> **WHAT THE EXERCISE ASKS**
Some lines of these records may hold the word "placeholder"; state how many, using only the number.

** BEGIN DATA ENTRIES **

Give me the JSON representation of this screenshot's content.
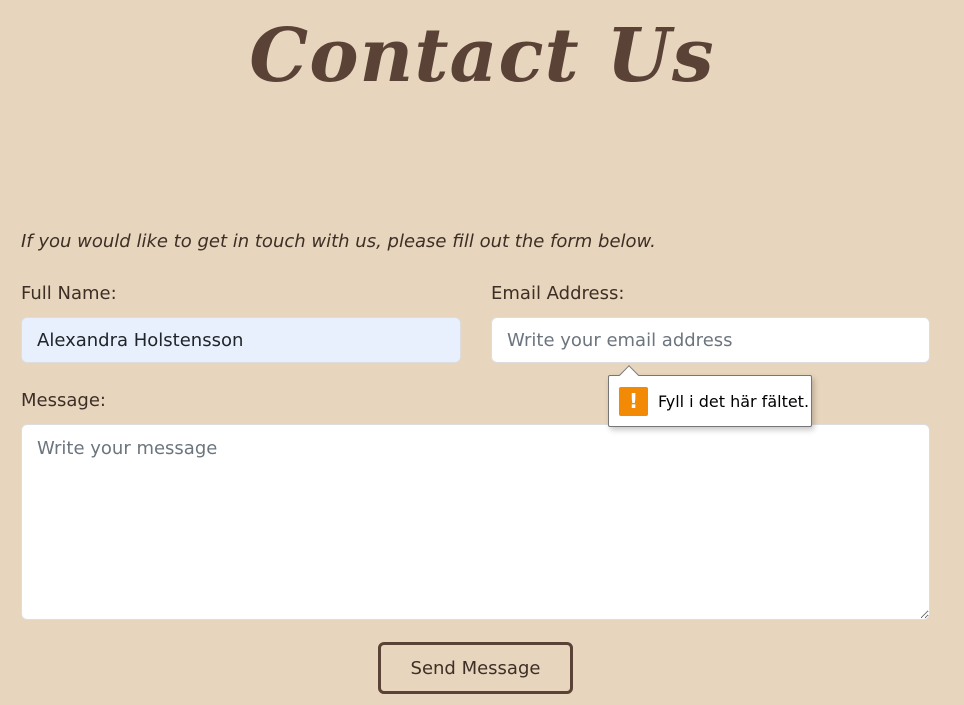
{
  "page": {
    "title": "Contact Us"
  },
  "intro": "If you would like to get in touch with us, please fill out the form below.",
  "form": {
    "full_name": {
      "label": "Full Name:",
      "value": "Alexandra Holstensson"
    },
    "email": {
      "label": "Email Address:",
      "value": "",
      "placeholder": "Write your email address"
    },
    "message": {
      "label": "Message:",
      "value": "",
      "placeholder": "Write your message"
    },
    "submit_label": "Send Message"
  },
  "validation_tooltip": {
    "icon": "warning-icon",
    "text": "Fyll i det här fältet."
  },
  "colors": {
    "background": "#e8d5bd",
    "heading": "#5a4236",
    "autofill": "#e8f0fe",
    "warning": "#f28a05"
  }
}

** END DATA ENTRIES **
** BEGIN DATA ENTRIES **

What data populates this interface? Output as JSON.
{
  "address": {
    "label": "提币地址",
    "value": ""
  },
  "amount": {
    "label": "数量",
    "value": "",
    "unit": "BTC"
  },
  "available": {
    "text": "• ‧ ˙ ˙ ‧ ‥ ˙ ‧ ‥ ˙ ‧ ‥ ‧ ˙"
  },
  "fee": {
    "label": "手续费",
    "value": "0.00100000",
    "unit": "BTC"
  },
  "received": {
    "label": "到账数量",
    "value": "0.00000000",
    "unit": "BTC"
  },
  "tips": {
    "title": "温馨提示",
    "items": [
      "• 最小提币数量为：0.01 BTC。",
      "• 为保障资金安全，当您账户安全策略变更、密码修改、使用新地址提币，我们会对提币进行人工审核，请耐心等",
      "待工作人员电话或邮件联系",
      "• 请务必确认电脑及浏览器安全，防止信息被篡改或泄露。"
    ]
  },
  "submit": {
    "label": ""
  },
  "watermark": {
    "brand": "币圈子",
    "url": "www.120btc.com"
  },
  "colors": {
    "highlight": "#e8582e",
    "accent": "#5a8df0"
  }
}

** END DATA ENTRIES **

> **FINISHED TASK**
2